Problem A
According to the travel essay, what publication was the narrator carrying to Dakar?
Problem B
Name every city mentioned in the travel essay.
Problem C
Pick up the travel essay where it stops and write the next part.

Source text
***

OF TIME AND TIDE LOST



It was in 1992. I was on my way to Dakar, Senegal, as Editor, Business Magazine, to deliver our then very rich editorial and advertorial gem of a publication: The African Development Bank Annual Meetings Special Report.

I had missed the Nigeria Airways straight flight from Lagos to Dakar. The other option was Ghana Airways which meant a hop, step and jump trip from Lagos to Accra, then to Banjul where the flight terminated. Then I had to change aircraft to small propeller jet finally to Dakar. After the meetings, I was to return same route.

But there was no immediate flight from Dakar to Banjul. So I had to go by road to the SeneGambia border in a loaded, creaky Peugeot car. The smells in the car was at best exotic even if overwhelming: Of fresh produce overloaded in the boot, loud, excited spew of conversation in language I did not understand along with the chewing and spitting of red beetroot out the windows on the mostly untarred, dusty road.


Then there were also stops for prayers, being Muslims, when we got to what seemed like oases in the dry, very hot, desert like landscape on which we were traveling.

Finally we got to the border. Several stamps by the customs Gerdames, the most I had seen on any border, ate away precious pages of my international passport. Then viola! The great River Senegal.


We got loaded on to a large ferry, both passengers and vehicles, and sailed languidly across the broad, lovely splashing waters of the river with its cool sweet breeze breaking clean oxygen on our faces.

Banjul, the capital of The Gambia welcomed us with a beautiful, lush, curving, long, well tarred boulevard on the edge of the white, gleaming sandy beach with lovely houses, colourful flowers and lots of European tourists. But that was a facade. For immediately after the beautiful beach front, the inner city and indeed most of the tiny country reeked of poverty and gross underdevelopment.

As a curious journalist, I took a hotel in the inner city and went exploring. The people as in most African countries were warm, friendly, nice, willing to help. In the original African locally produced organic foods, commune fellowship, core values, honesty, music and gut deep laughter they were strong and wealthy.

But in their attempt to be westernized, and to get jobs in the competitive but thin tourist market, they abandoned their fresh villages and crowded into cement built hovels with dirty tiny gutters. They lusted and wasted their hard earned little incomes on cigarettes and liquors and other expensive Western products from clothes to toothpaste pouring into the country making them live lives impoverished.

***

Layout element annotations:
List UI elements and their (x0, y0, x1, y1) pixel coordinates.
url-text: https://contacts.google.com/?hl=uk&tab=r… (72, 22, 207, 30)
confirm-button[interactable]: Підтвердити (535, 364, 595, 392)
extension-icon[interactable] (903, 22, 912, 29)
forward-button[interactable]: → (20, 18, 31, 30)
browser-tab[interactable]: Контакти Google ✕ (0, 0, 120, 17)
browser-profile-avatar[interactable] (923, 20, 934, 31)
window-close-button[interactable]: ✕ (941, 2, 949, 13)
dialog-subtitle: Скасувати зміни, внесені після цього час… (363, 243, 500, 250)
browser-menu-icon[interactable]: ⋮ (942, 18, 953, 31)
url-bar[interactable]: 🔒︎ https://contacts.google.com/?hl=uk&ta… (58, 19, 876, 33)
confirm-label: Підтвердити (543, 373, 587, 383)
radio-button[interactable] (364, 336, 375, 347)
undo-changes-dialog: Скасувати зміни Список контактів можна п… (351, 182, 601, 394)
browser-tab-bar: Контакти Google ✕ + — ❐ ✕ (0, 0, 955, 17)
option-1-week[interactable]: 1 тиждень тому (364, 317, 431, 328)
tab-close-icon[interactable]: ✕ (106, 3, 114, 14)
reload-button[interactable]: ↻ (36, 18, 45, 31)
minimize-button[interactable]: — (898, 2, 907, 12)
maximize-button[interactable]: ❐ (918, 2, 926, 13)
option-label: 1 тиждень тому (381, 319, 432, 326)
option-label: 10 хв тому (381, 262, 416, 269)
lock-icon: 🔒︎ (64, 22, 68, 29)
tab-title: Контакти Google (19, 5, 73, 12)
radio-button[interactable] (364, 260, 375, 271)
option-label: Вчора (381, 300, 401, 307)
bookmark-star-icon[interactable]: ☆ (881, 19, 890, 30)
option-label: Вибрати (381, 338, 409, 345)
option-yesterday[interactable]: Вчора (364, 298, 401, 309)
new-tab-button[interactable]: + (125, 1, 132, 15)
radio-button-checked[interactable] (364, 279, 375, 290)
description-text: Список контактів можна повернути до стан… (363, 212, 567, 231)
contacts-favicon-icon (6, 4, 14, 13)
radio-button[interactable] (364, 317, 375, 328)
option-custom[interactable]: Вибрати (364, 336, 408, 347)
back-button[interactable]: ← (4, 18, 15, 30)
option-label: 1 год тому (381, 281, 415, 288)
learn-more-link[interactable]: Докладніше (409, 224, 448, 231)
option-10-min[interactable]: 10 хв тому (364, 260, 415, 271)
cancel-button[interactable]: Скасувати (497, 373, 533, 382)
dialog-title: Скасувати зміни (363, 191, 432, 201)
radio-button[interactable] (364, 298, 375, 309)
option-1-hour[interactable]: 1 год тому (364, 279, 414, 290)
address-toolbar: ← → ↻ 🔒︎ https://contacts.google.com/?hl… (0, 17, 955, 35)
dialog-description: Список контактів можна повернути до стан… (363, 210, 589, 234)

***

Task output A
The African Development Bank Annual Meetings Special Report.

Task output B
Dakar, Lagos, Accra, Banjul

Task output C
They battled for little spendings from white rich tourists who enjoyed the sun, grand hotels, the beautiful beach, and white waters, all at a cost no more than a song. It was modern slavery. The country was dirt poor and I am sure it remains so until today.

The local elites lived on the same sea-side boulevard with the white tourists and drove big cars and spoke with Texan twang or in clipped English, smoked cigars and aped the whites in every thing except
in patriotically developing the potentials of their country and curing it of being almost a hundred percent dependent on tourism.

Even the lean revenues from tourism they looted and stashed in private foreign accounts and invested in foreign real estates and in luxury tastes just as it is with the elite and oil revenues in Nigeria.

Anyway I arranged my return flight to Lagos with Ghana Airways. Back at the hotel, I needed to change some Naira for Dalasi, the Gambiam local currency. I think I gave some N5,000, perhaps a little more, to the hotel receptionist who seemed accountant, reservation officer in one. He gave me a surprised look. I didn't understand. Well, he disappeared and returned with a bucketful of Dalasi notes. I was bemused. I didn't bother to count. No matter how much I spent, the bucket seemed never to empty. Food and accommodation was so cheap for an average hotel. So too in their market where I bought a few carvings and long robes.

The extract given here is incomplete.